## START
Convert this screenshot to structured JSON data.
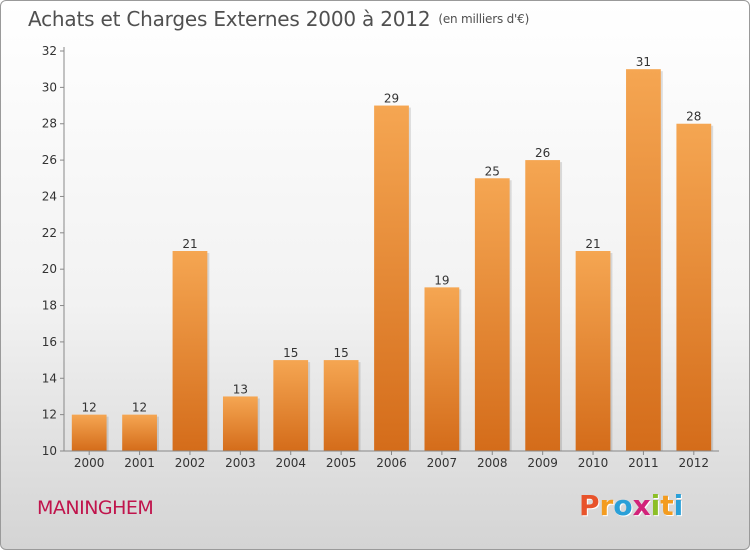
{
  "header": {
    "title": "Achats et Charges Externes 2000 à 2012",
    "unit": "(en milliers d'€)"
  },
  "footer": {
    "commune": "MANINGHEM",
    "logo": {
      "letters": [
        "P",
        "r",
        "o",
        "x",
        "i",
        "t",
        "i"
      ],
      "colors": [
        "#e8532b",
        "#f39c1f",
        "#2aa0d8",
        "#d2237a",
        "#8cbf26",
        "#f39c1f",
        "#2aa0d8"
      ]
    }
  },
  "chart_data": {
    "type": "bar",
    "title": "Achats et Charges Externes 2000 à 2012",
    "subtitle": "(en milliers d'€)",
    "xlabel": "",
    "ylabel": "",
    "categories": [
      "2000",
      "2001",
      "2002",
      "2003",
      "2004",
      "2005",
      "2006",
      "2007",
      "2008",
      "2009",
      "2010",
      "2011",
      "2012"
    ],
    "values": [
      12,
      12,
      21,
      13,
      15,
      15,
      29,
      19,
      25,
      26,
      21,
      31,
      28
    ],
    "ylim": [
      10,
      32
    ],
    "yticks": [
      10,
      12,
      14,
      16,
      18,
      20,
      22,
      24,
      26,
      28,
      30,
      32
    ],
    "grid": false,
    "legend": "none",
    "colors": {
      "bar_top": "#f5a652",
      "bar_bottom": "#d46c1a",
      "axis": "#888888",
      "text": "#333333"
    }
  }
}
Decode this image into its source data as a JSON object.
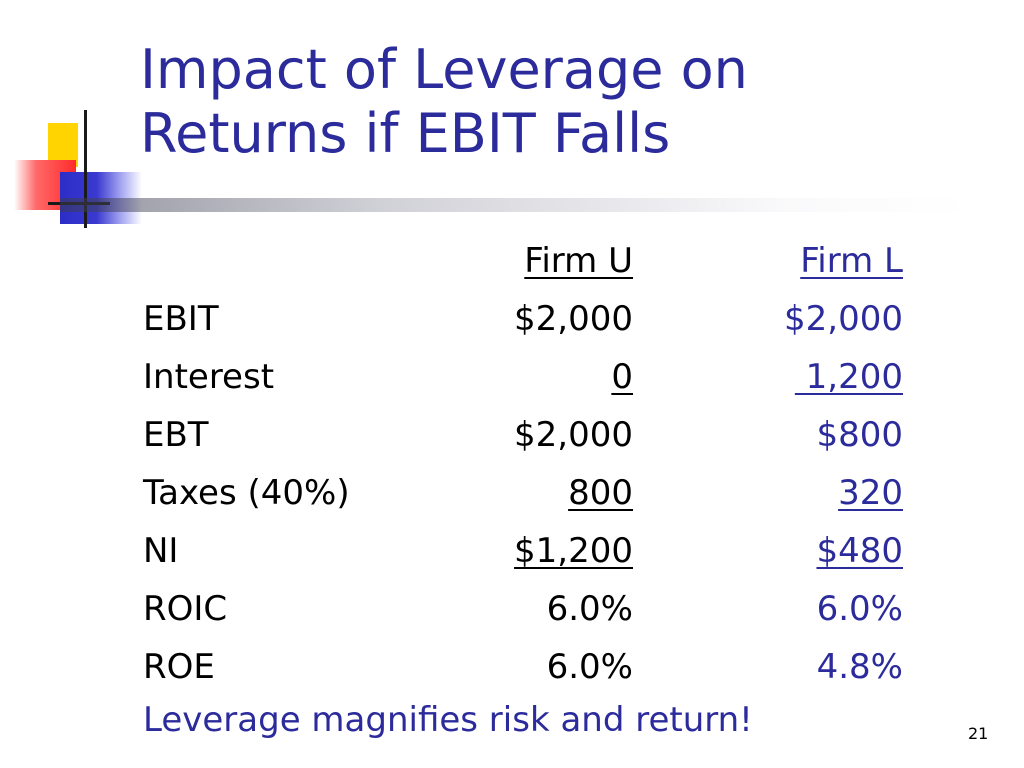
{
  "title": {
    "line1": "Impact of Leverage on",
    "line2": "Returns if EBIT Falls"
  },
  "table": {
    "headers": {
      "label": "",
      "firm_u": "Firm U",
      "firm_l": "Firm L"
    },
    "rows": [
      {
        "label": "EBIT",
        "firm_u": "$2,000",
        "firm_l": "$2,000"
      },
      {
        "label": "Interest",
        "firm_u": "0",
        "firm_l": " 1,200"
      },
      {
        "label": "EBT",
        "firm_u": "$2,000",
        "firm_l": "$800"
      },
      {
        "label": "Taxes (40%)",
        "firm_u": "800",
        "firm_l": "320"
      },
      {
        "label": "NI",
        "firm_u": "$1,200",
        "firm_l": "$480"
      },
      {
        "label": "ROIC",
        "firm_u": "6.0%",
        "firm_l": "6.0%"
      },
      {
        "label": "ROE",
        "firm_u": "6.0%",
        "firm_l": "4.8%"
      }
    ]
  },
  "footer": "Leverage magnifies risk and return!",
  "page_number": "21",
  "colors": {
    "title": "#2b2b9c",
    "firm_l_text": "#2b2b9c",
    "body_text": "#000000",
    "logo_yellow": "#ffd400",
    "logo_red": "#ff2a2a",
    "logo_blue": "#2c2cc8"
  }
}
## END
[AIM]
Omitting all images, print the listing exactly.

[OUTPUT OF THE EXERCISE]
Convert this screenshot to structured JSON data.
{
  "header": {
    "title": "Achats et Charges Externes 2000 à 2012",
    "unit": "(en milliers d'€)"
  },
  "footer": {
    "commune": "MANINGHEM",
    "logo": {
      "letters": [
        "P",
        "r",
        "o",
        "x",
        "i",
        "t",
        "i"
      ],
      "colors": [
        "#e8532b",
        "#f39c1f",
        "#2aa0d8",
        "#d2237a",
        "#8cbf26",
        "#f39c1f",
        "#2aa0d8"
      ]
    }
  },
  "chart_data": {
    "type": "bar",
    "title": "Achats et Charges Externes 2000 à 2012",
    "subtitle": "(en milliers d'€)",
    "xlabel": "",
    "ylabel": "",
    "categories": [
      "2000",
      "2001",
      "2002",
      "2003",
      "2004",
      "2005",
      "2006",
      "2007",
      "2008",
      "2009",
      "2010",
      "2011",
      "2012"
    ],
    "values": [
      12,
      12,
      21,
      13,
      15,
      15,
      29,
      19,
      25,
      26,
      21,
      31,
      28
    ],
    "ylim": [
      10,
      32
    ],
    "yticks": [
      10,
      12,
      14,
      16,
      18,
      20,
      22,
      24,
      26,
      28,
      30,
      32
    ],
    "grid": false,
    "legend": "none",
    "colors": {
      "bar_top": "#f5a652",
      "bar_bottom": "#d46c1a",
      "axis": "#888888",
      "text": "#333333"
    }
  }
}
Decode this image into its source data as a JSON object.
{
  "title": {
    "line1": "Impact of Leverage on",
    "line2": "Returns if EBIT Falls"
  },
  "table": {
    "headers": {
      "label": "",
      "firm_u": "Firm U",
      "firm_l": "Firm L"
    },
    "rows": [
      {
        "label": "EBIT",
        "firm_u": "$2,000",
        "firm_l": "$2,000"
      },
      {
        "label": "Interest",
        "firm_u": "0",
        "firm_l": " 1,200"
      },
      {
        "label": "EBT",
        "firm_u": "$2,000",
        "firm_l": "$800"
      },
      {
        "label": "Taxes (40%)",
        "firm_u": "800",
        "firm_l": "320"
      },
      {
        "label": "NI",
        "firm_u": "$1,200",
        "firm_l": "$480"
      },
      {
        "label": "ROIC",
        "firm_u": "6.0%",
        "firm_l": "6.0%"
      },
      {
        "label": "ROE",
        "firm_u": "6.0%",
        "firm_l": "4.8%"
      }
    ]
  },
  "footer": "Leverage magnifies risk and return!",
  "page_number": "21",
  "colors": {
    "title": "#2b2b9c",
    "firm_l_text": "#2b2b9c",
    "body_text": "#000000",
    "logo_yellow": "#ffd400",
    "logo_red": "#ff2a2a",
    "logo_blue": "#2c2cc8"
  }
}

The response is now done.